__What is being asked__.
Copy the passage about Creed and Rocky V below between "Rocky V starts" and "the new Rocky.", inclusive.

__Passage__.
Punching Through Daddy Issues: Patriarchal Legacies in Creed and Rocky V

November 30, 2015 By LoserCityBoss Leave a Comment

Creed Sylvester Stallone Michael B. Jordan

Creed rocked my nuts off. It was exciting, it was charming, it had the best onscreen romance I’ve seen in recent memory and one of the best performances of Sylvester Stallone’s entire career. It was everything that the Rocky movies were always supposed to be, now with 85% less Rocky. I’m certain that there will be a lot of discussion over the coming weeks about where the film lands in the Rocky canon and the way in which it ties back to previous films; although its plot structure is almost completely mirrors the first Rocky and its plot is most directly impacted by the events of Rocky IV, I found myself musing that Creed in fact shares more with Rocky V, the most abhorred movie in the Rocky canon (when it is even remembered at all). Though a financial disaster and an embarrassment of filmmaking, Rocky V provided the spine and muscle for Creed’s story, to the extent that Creed can almost be considered a spiritual sequel to one of the most maligned movies in any film franchise.

Rocky V starts with Rocky losing all of his money, retiring from boxing and moving back to Philadelphia, where he meets the tragically named Tommy Gunn, a young brawler with a hair-trigger temper who came to Philly from Oklahoma to train under the legendary Rocky Balboa. Rocky takes him under his wing, but things go to shit and Rocky ends up kicking Tommy’s ass in an alley after their relationship deteriorates. Creed starts with Adonis “Donny” Creed, a young brawler with a hair-trigger temper, willfully abandoning his life of wealth and privilege to move to Philly from Los Angeles to train under the legendary Rocky Balboa. Rocky takes him under his wing, and while there are some bumps things mostly go awesomely, and the last fight gets to be the fight from the Rocky movie everyone liked, wherein Donny essentially transforms into the new Rocky.

__Stored data__.
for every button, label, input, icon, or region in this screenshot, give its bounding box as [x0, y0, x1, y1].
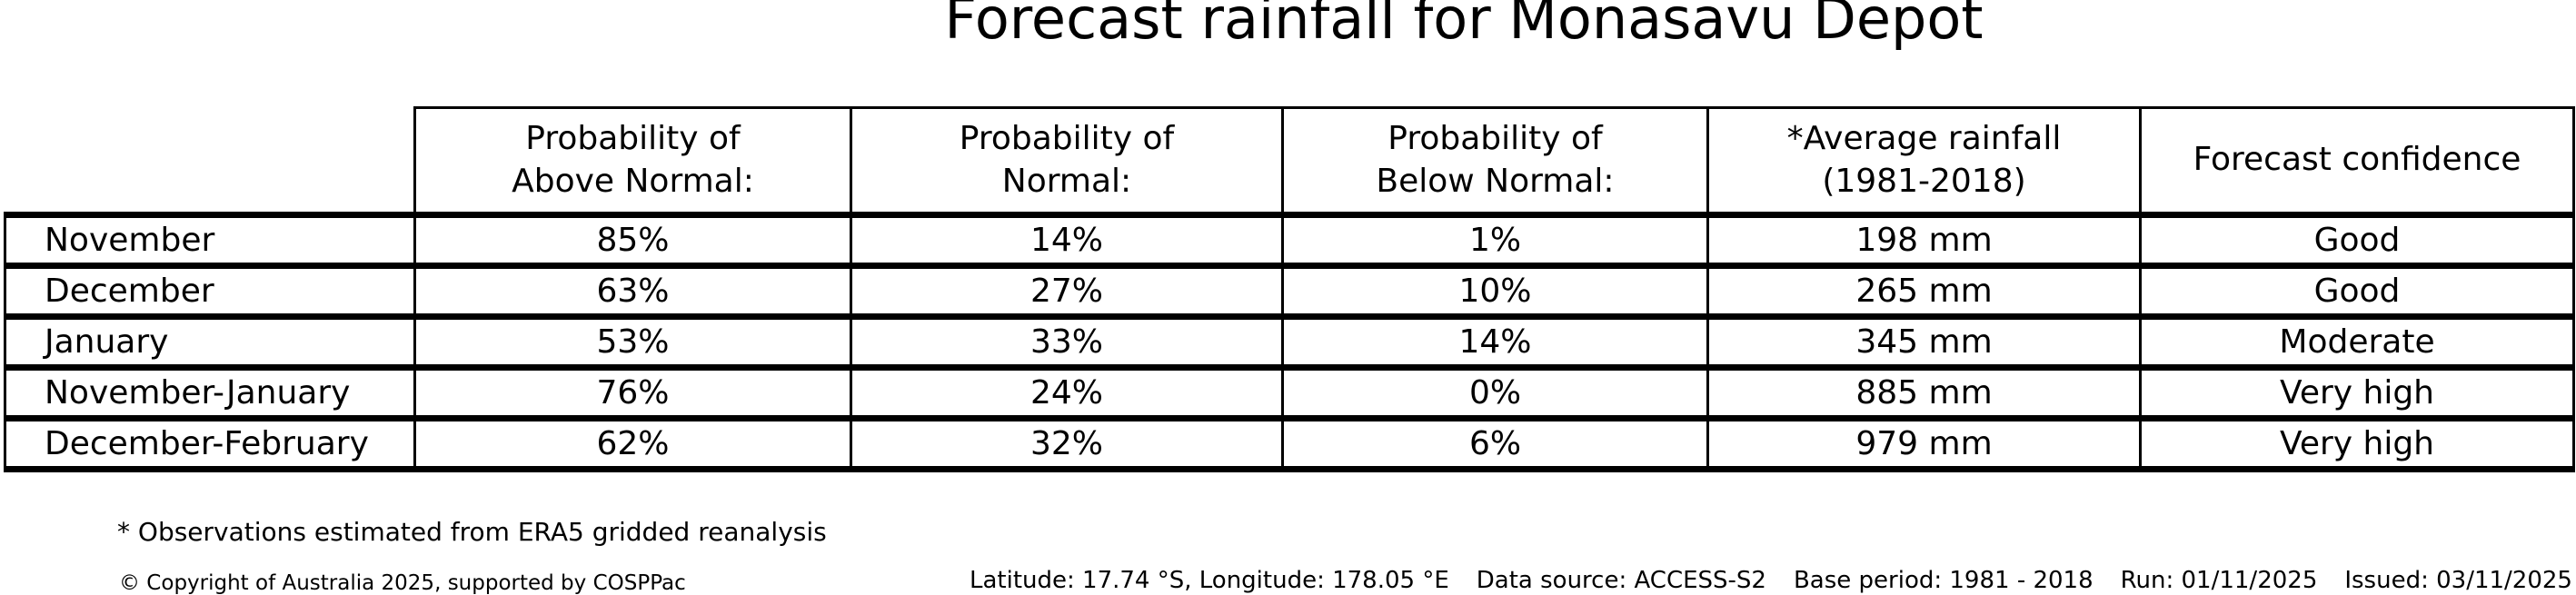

__Task solution__.
Rocky V starts with Rocky losing all of his money, retiring from boxing and moving back to Philadelphia, where he meets the tragically named Tommy Gunn, a young brawler with a hair-trigger temper who came to Philly from Oklahoma to train under the legendary Rocky Balboa. Rocky takes him under his wing, but things go to shit and Rocky ends up kicking Tommy’s ass in an alley after their relationship deteriorates. Creed starts with Adonis “Donny” Creed, a young brawler with a hair-trigger temper, willfully abandoning his life of wealth and privilege to move to Philly from Los Angeles to train under the legendary Rocky Balboa. Rocky takes him under his wing, and while there are some bumps things mostly go awesomely, and the last fight gets to be the fight from the Rocky movie everyone liked, wherein Donny essentially transforms into the new Rocky.